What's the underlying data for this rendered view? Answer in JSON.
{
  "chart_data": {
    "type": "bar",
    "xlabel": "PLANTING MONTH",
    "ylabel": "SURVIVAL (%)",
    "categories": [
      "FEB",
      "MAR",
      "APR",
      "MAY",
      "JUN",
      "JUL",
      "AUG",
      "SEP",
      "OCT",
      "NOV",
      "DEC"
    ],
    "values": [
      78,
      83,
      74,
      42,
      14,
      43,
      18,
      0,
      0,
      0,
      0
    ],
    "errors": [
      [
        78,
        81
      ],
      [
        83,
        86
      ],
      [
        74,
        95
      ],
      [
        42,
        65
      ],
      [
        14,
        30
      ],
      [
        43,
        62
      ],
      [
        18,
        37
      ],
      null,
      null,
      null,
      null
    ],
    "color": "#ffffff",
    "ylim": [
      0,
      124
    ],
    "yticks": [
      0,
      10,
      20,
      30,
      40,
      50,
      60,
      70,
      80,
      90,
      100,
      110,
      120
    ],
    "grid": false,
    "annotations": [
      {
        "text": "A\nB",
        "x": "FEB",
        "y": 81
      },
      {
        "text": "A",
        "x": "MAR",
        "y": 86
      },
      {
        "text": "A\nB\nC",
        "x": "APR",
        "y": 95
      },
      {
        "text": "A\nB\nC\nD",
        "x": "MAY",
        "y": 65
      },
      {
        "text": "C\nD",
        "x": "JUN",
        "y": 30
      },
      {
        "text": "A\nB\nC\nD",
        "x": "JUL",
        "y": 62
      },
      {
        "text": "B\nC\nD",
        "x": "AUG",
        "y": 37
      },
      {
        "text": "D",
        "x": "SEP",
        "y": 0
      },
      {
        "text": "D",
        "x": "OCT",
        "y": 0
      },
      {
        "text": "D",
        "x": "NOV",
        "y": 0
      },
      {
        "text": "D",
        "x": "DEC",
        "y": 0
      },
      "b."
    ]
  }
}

What the exercise asks:
Retype all the material above precisely, with no line left out.

Exercise answer:
What's the underlying data for this rendered view? Answer in JSON.
{
  "chart_data": {
    "type": "bar",
    "xlabel": "PLANTING MONTH",
    "ylabel": "SURVIVAL (%)",
    "categories": [
      "FEB",
      "MAR",
      "APR",
      "MAY",
      "JUN",
      "JUL",
      "AUG",
      "SEP",
      "OCT",
      "NOV",
      "DEC"
    ],
    "values": [
      78,
      83,
      74,
      42,
      14,
      43,
      18,
      0,
      0,
      0,
      0
    ],
    "errors": [
      [
        78,
        81
      ],
      [
        83,
        86
      ],
      [
        74,
        95
      ],
      [
        42,
        65
      ],
      [
        14,
        30
      ],
      [
        43,
        62
      ],
      [
        18,
        37
      ],
      null,
      null,
      null,
      null
    ],
    "color": "#ffffff",
    "ylim": [
      0,
      124
    ],
    "yticks": [
      0,
      10,
      20,
      30,
      40,
      50,
      60,
      70,
      80,
      90,
      100,
      110,
      120
    ],
    "grid": false,
    "annotations": [
      {
        "text": "A\nB",
        "x": "FEB",
        "y": 81
      },
      {
        "text": "A",
        "x": "MAR",
        "y": 86
      },
      {
        "text": "A\nB\nC",
        "x": "APR",
        "y": 95
      },
      {
        "text": "A\nB\nC\nD",
        "x": "MAY",
        "y": 65
      },
      {
        "text": "C\nD",
        "x": "JUN",
        "y": 30
      },
      {
        "text": "A\nB\nC\nD",
        "x": "JUL",
        "y": 62
      },
      {
        "text": "B\nC\nD",
        "x": "AUG",
        "y": 37
      },
      {
        "text": "D",
        "x": "SEP",
        "y": 0
      },
      {
        "text": "D",
        "x": "OCT",
        "y": 0
      },
      {
        "text": "D",
        "x": "NOV",
        "y": 0
      },
      {
        "text": "D",
        "x": "DEC",
        "y": 0
      },
      "b."
    ]
  }
}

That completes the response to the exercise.